→ TASK DIRECTIONS
Look through the lines below and extract each one that contains "note".

→ AVAILABLE DATA
- - - - - - -

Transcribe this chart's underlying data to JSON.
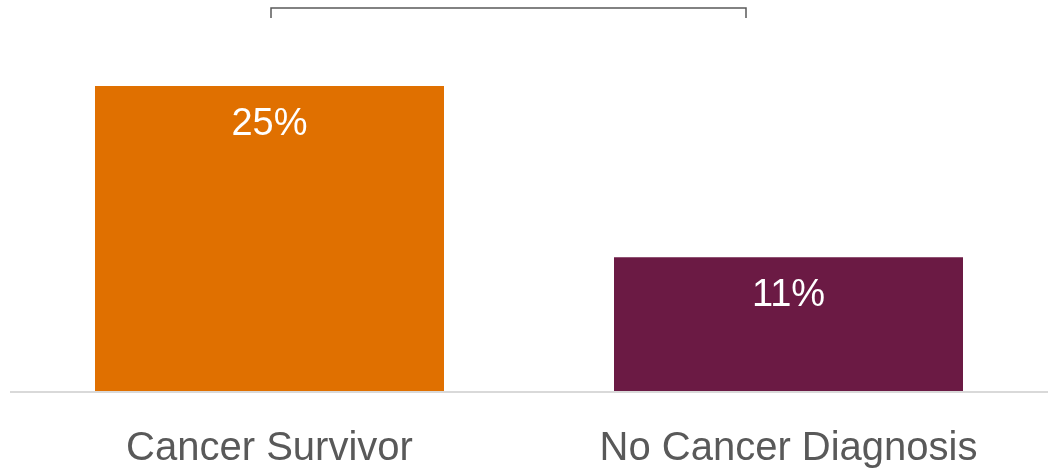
{
  "chart_data": {
    "type": "bar",
    "categories": [
      "Cancer Survivor",
      "No Cancer Diagnosis"
    ],
    "values": [
      25,
      11
    ],
    "colors": [
      "#e07000",
      "#6b1a44"
    ],
    "value_labels": [
      "25%",
      "11%"
    ]
  }
}
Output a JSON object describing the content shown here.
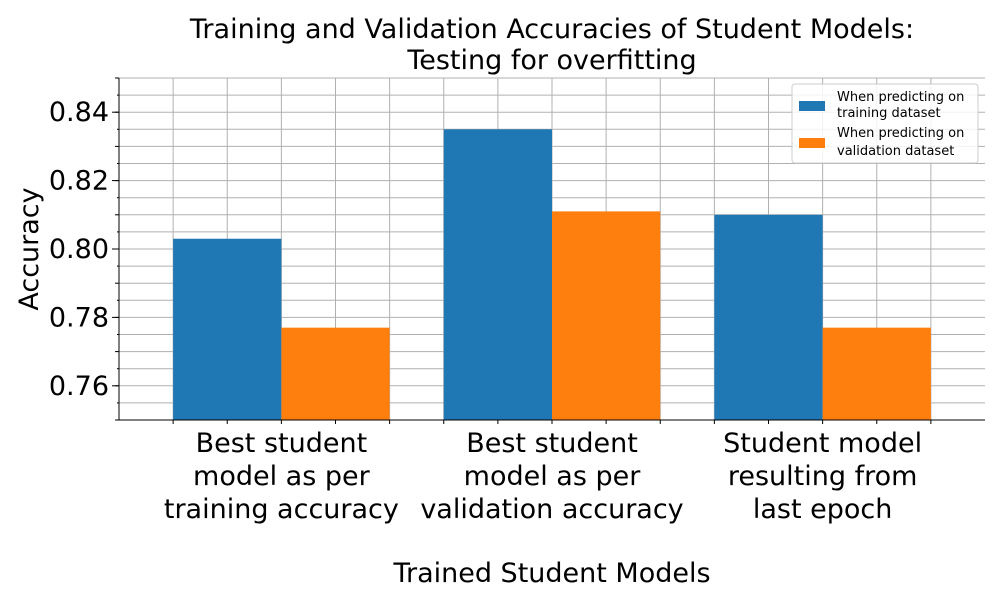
{
  "chart_data": {
    "type": "bar",
    "title_lines": [
      "Training and Validation Accuracies of Student Models:",
      "Testing for overfitting"
    ],
    "xlabel": "Trained Student Models",
    "ylabel": "Accuracy",
    "ylim": [
      0.75,
      0.85
    ],
    "yticks": [
      "0.76",
      "0.78",
      "0.80",
      "0.82",
      "0.84"
    ],
    "grid": true,
    "legend_position": "top-right",
    "categories": [
      [
        "Best student",
        "model as per",
        "training accuracy"
      ],
      [
        "Best student",
        "model as per",
        "validation accuracy"
      ],
      [
        "Student model",
        "resulting from",
        "last epoch"
      ]
    ],
    "series": [
      {
        "name_lines": [
          "When predicting on",
          "training dataset"
        ],
        "color": "#1f77b4",
        "values": [
          0.803,
          0.835,
          0.81
        ]
      },
      {
        "name_lines": [
          "When predicting on",
          "validation dataset"
        ],
        "color": "#ff7f0e",
        "values": [
          0.777,
          0.811,
          0.777
        ]
      }
    ]
  }
}
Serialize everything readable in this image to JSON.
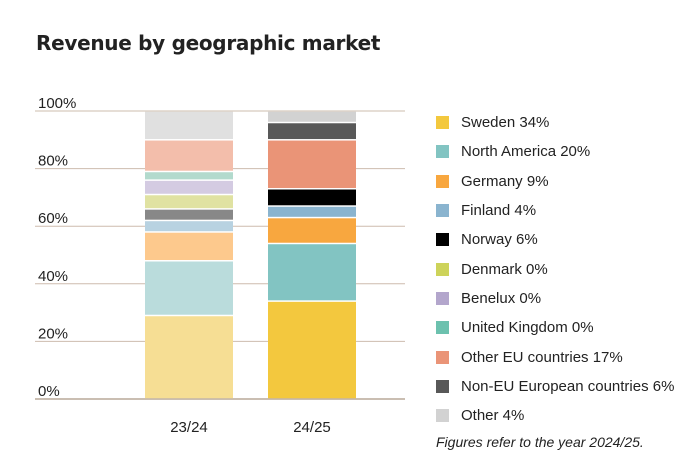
{
  "chart_data": {
    "type": "bar",
    "stacked": true,
    "title": "Revenue by geographic market",
    "categories": [
      "23/24",
      "24/25"
    ],
    "ylim": [
      0,
      100
    ],
    "yticks": [
      "0%",
      "20%",
      "40%",
      "60%",
      "80%",
      "100%"
    ],
    "grid": true,
    "legend_placement": "right",
    "series": [
      {
        "name": "Sweden",
        "values": [
          29,
          34
        ],
        "colors": [
          "#f6de94",
          "#f3c83e"
        ]
      },
      {
        "name": "North America",
        "values": [
          19,
          20
        ],
        "colors": [
          "#badcdc",
          "#82c4c2"
        ]
      },
      {
        "name": "Germany",
        "values": [
          10,
          9
        ],
        "colors": [
          "#fdc98d",
          "#f8a73f"
        ]
      },
      {
        "name": "Finland",
        "values": [
          4,
          4
        ],
        "colors": [
          "#b8d2e1",
          "#8ab4cf"
        ]
      },
      {
        "name": "Norway",
        "values": [
          4,
          6
        ],
        "colors": [
          "#888888",
          "#000000"
        ]
      },
      {
        "name": "Denmark",
        "values": [
          5,
          0
        ],
        "colors": [
          "#e0e2a2",
          "#cdd35a"
        ]
      },
      {
        "name": "Benelux",
        "values": [
          5,
          0
        ],
        "colors": [
          "#d4cbe2",
          "#b3a6cc"
        ]
      },
      {
        "name": "United Kingdom",
        "values": [
          3,
          0
        ],
        "colors": [
          "#b2dacd",
          "#6cc1ae"
        ]
      },
      {
        "name": "Other EU countries",
        "values": [
          11,
          17
        ],
        "colors": [
          "#f3beab",
          "#ea9477"
        ]
      },
      {
        "name": "Non-EU European countries",
        "values": [
          0,
          6
        ],
        "colors": [
          "#9a9a9a",
          "#585858"
        ]
      },
      {
        "name": "Other",
        "values": [
          10,
          4
        ],
        "colors": [
          "#e0e0e0",
          "#d2d2d2"
        ]
      }
    ],
    "legend": [
      "Sweden 34%",
      "North America 20%",
      "Germany 9%",
      "Finland 4%",
      "Norway 6%",
      "Denmark 0%",
      "Benelux 0%",
      "United Kingdom 0%",
      "Other EU countries 17%",
      "Non-EU European countries 6%",
      "Other 4%"
    ],
    "note": "Figures refer to the year 2024/25."
  }
}
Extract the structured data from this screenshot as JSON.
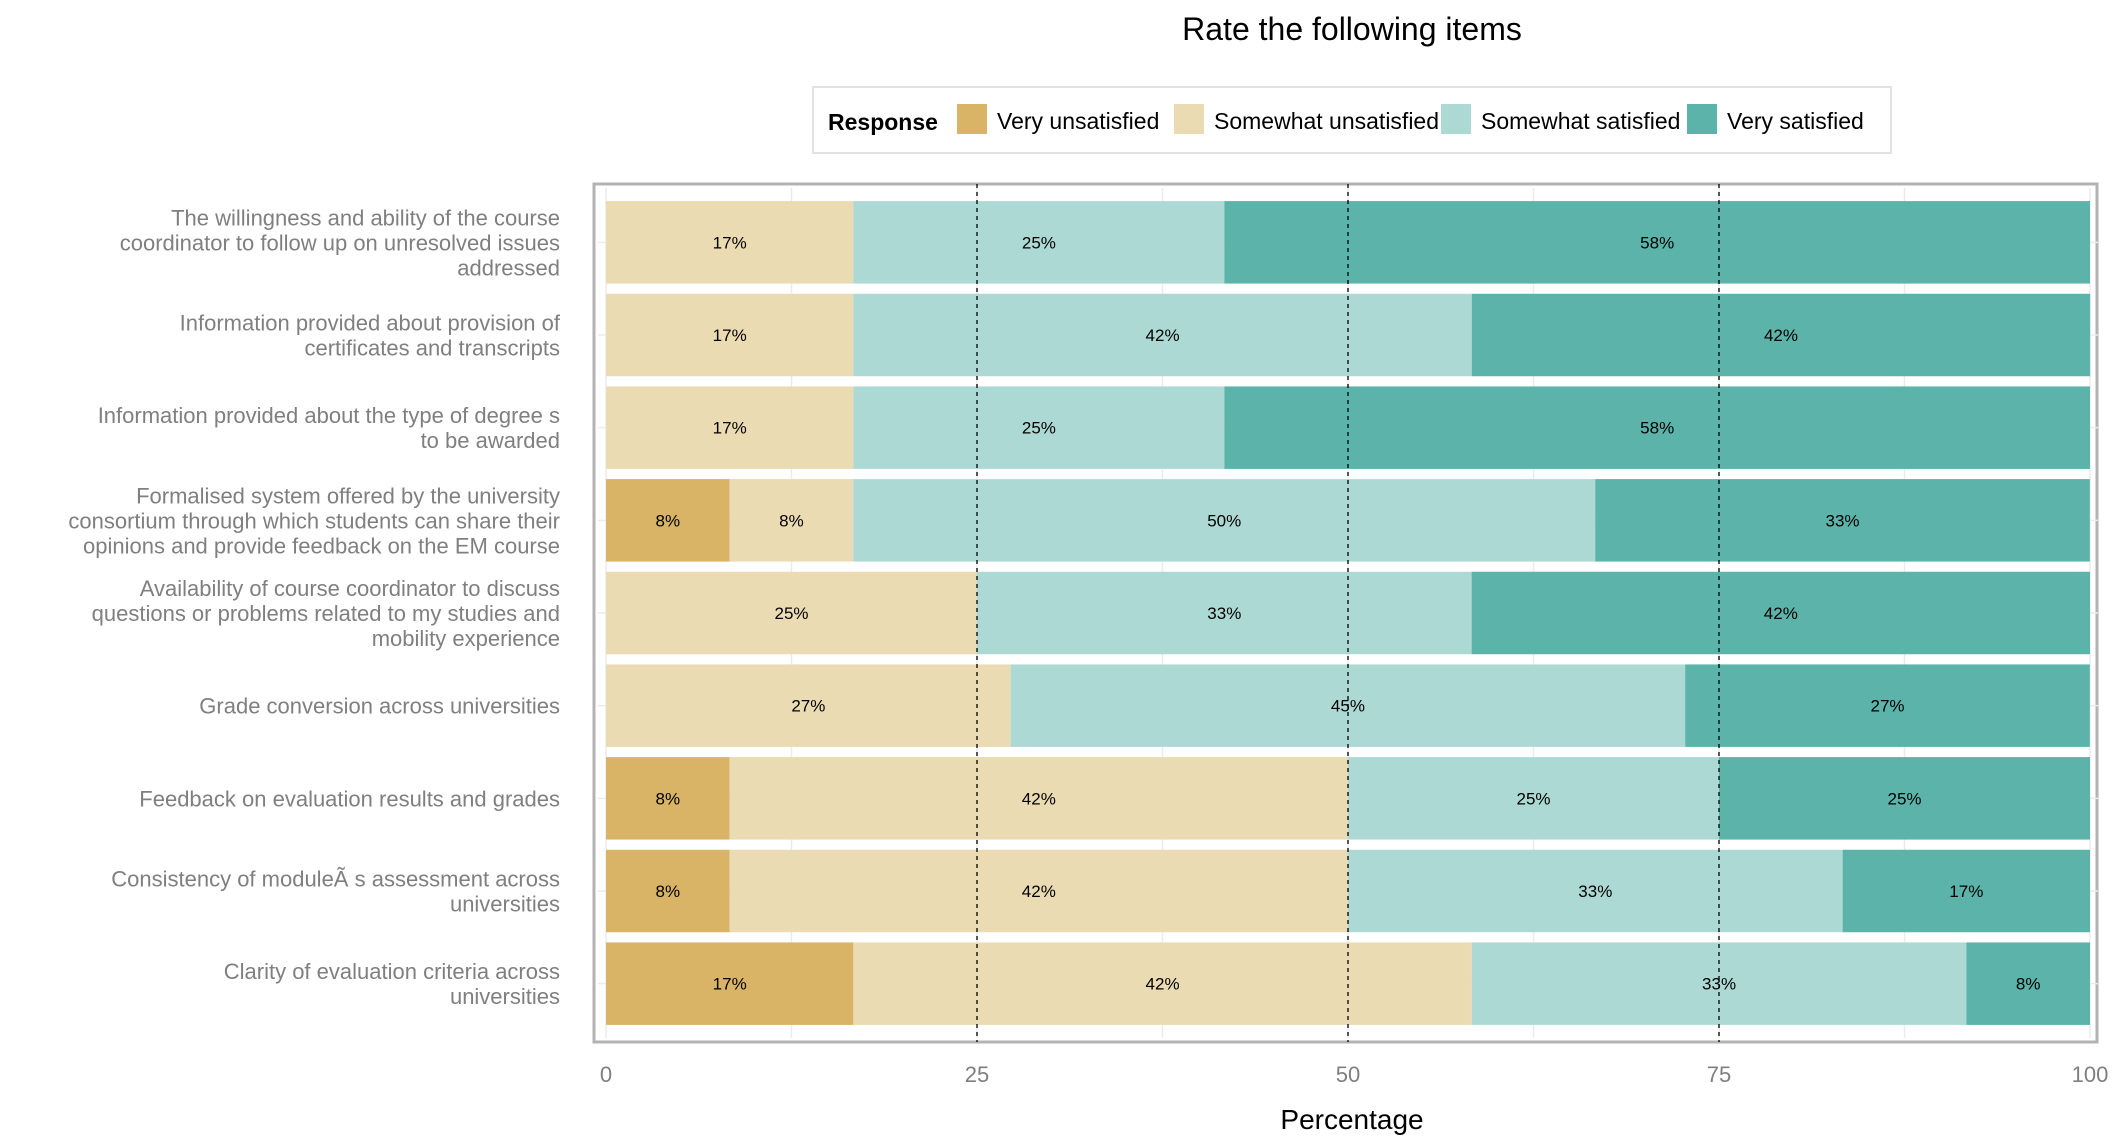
{
  "chart_data": {
    "type": "bar",
    "orientation": "horizontal-stacked",
    "title": "Rate the following items",
    "xlabel": "Percentage",
    "ylabel": "",
    "xlim": [
      0,
      100
    ],
    "x_ticks": [
      "0",
      "25",
      "50",
      "75",
      "100"
    ],
    "reference_lines": [
      25,
      50,
      75
    ],
    "legend": {
      "title": "Response",
      "position": "top"
    },
    "categories": [
      [
        "The willingness and ability of the course",
        "coordinator to follow up on unresolved issues",
        "addressed"
      ],
      [
        "Information provided about provision of",
        "certificates and transcripts"
      ],
      [
        "Information provided about the type of degree s",
        "to be awarded"
      ],
      [
        "Formalised system offered by the university",
        "consortium through which students can share their",
        "opinions and provide feedback on the EM course"
      ],
      [
        "Availability of course coordinator to discuss",
        "questions or problems related to my studies and",
        "mobility experience"
      ],
      [
        "Grade conversion across universities"
      ],
      [
        "Feedback on evaluation results and grades"
      ],
      [
        "Consistency of moduleÃ s assessment across",
        "universities"
      ],
      [
        "Clarity of evaluation criteria across",
        "universities"
      ]
    ],
    "series": [
      {
        "name": "Very unsatisfied",
        "color": "#d9b466",
        "values": [
          0,
          0,
          0,
          8.33,
          0,
          0,
          8.33,
          8.33,
          16.67
        ],
        "labels": [
          "",
          "",
          "",
          "8%",
          "",
          "",
          "8%",
          "8%",
          "17%"
        ]
      },
      {
        "name": "Somewhat unsatisfied",
        "color": "#ebdbb2",
        "values": [
          16.67,
          16.67,
          16.67,
          8.33,
          25,
          27.27,
          41.67,
          41.67,
          41.67
        ],
        "labels": [
          "17%",
          "17%",
          "17%",
          "8%",
          "25%",
          "27%",
          "42%",
          "42%",
          "42%"
        ]
      },
      {
        "name": "Somewhat satisfied",
        "color": "#add9d4",
        "values": [
          25,
          41.67,
          25,
          50,
          33.33,
          45.45,
          25,
          33.33,
          33.33
        ],
        "labels": [
          "25%",
          "42%",
          "25%",
          "50%",
          "33%",
          "45%",
          "25%",
          "33%",
          "33%"
        ]
      },
      {
        "name": "Very satisfied",
        "color": "#5bb3a9",
        "values": [
          58.33,
          41.67,
          58.33,
          33.33,
          41.67,
          27.27,
          25,
          16.67,
          8.33
        ],
        "labels": [
          "58%",
          "42%",
          "58%",
          "33%",
          "42%",
          "27%",
          "25%",
          "17%",
          "8%"
        ]
      }
    ]
  }
}
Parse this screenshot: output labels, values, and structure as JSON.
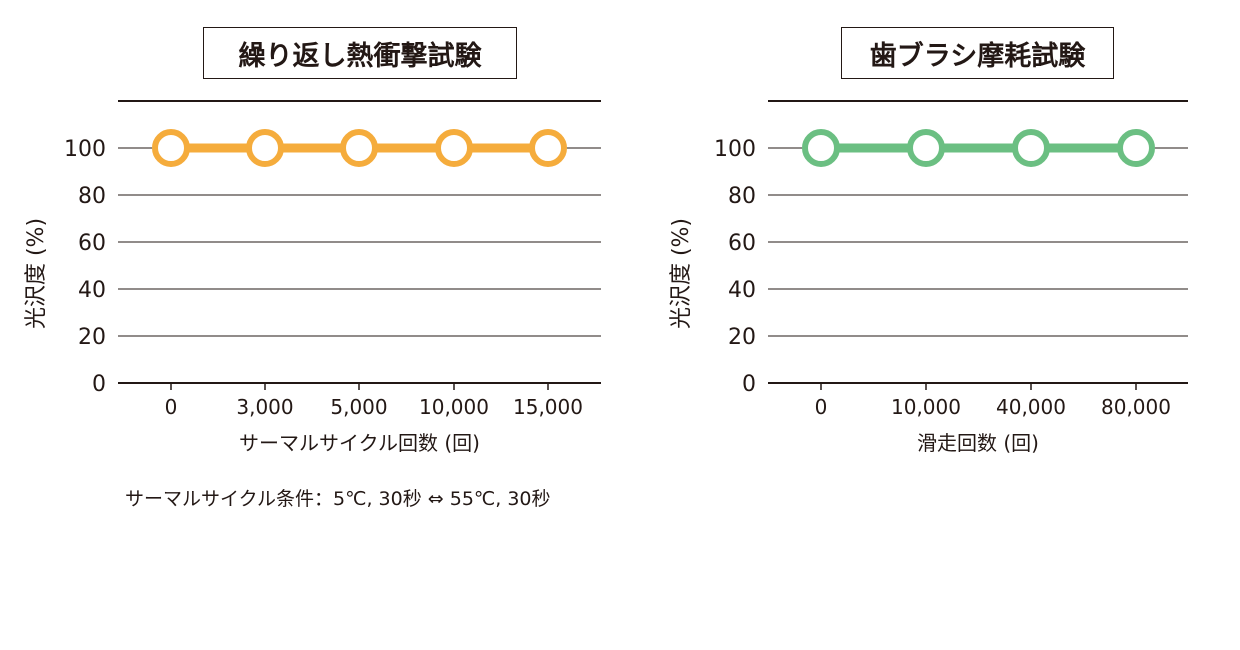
{
  "note": "サーマルサイクル条件：5℃, 30秒 ⇔ 55℃, 30秒",
  "chart_data": [
    {
      "type": "line",
      "title": "繰り返し熱衝撃試験",
      "xlabel": "サーマルサイクル回数 (回)",
      "ylabel": "光沢度 (%)",
      "categories": [
        "0",
        "3,000",
        "5,000",
        "10,000",
        "15,000"
      ],
      "series": [
        {
          "values": [
            100,
            100,
            100,
            100,
            100
          ],
          "color": "#F5AC3C"
        }
      ],
      "ylim": [
        0,
        100
      ],
      "yticks": [
        0,
        20,
        40,
        60,
        80,
        100
      ],
      "grid": true,
      "marker": "open-circle"
    },
    {
      "type": "line",
      "title": "歯ブラシ摩耗試験",
      "xlabel": "滑走回数 (回)",
      "ylabel": "光沢度 (%)",
      "categories": [
        "0",
        "10,000",
        "40,000",
        "80,000"
      ],
      "series": [
        {
          "values": [
            100,
            100,
            100,
            100
          ],
          "color": "#6BBF82"
        }
      ],
      "ylim": [
        0,
        100
      ],
      "yticks": [
        0,
        20,
        40,
        60,
        80,
        100
      ],
      "grid": true,
      "marker": "open-circle"
    }
  ]
}
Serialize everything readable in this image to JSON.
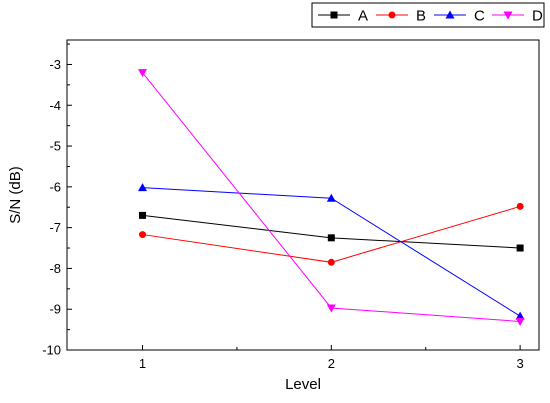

- - - - - - -

→ SOLUTION TO THE PROBLEM
    "note": "Figures refer to the year 2024/25."
  "note": "サーマルサイクル条件：5℃, 30秒 ⇔ 55℃, 30秒",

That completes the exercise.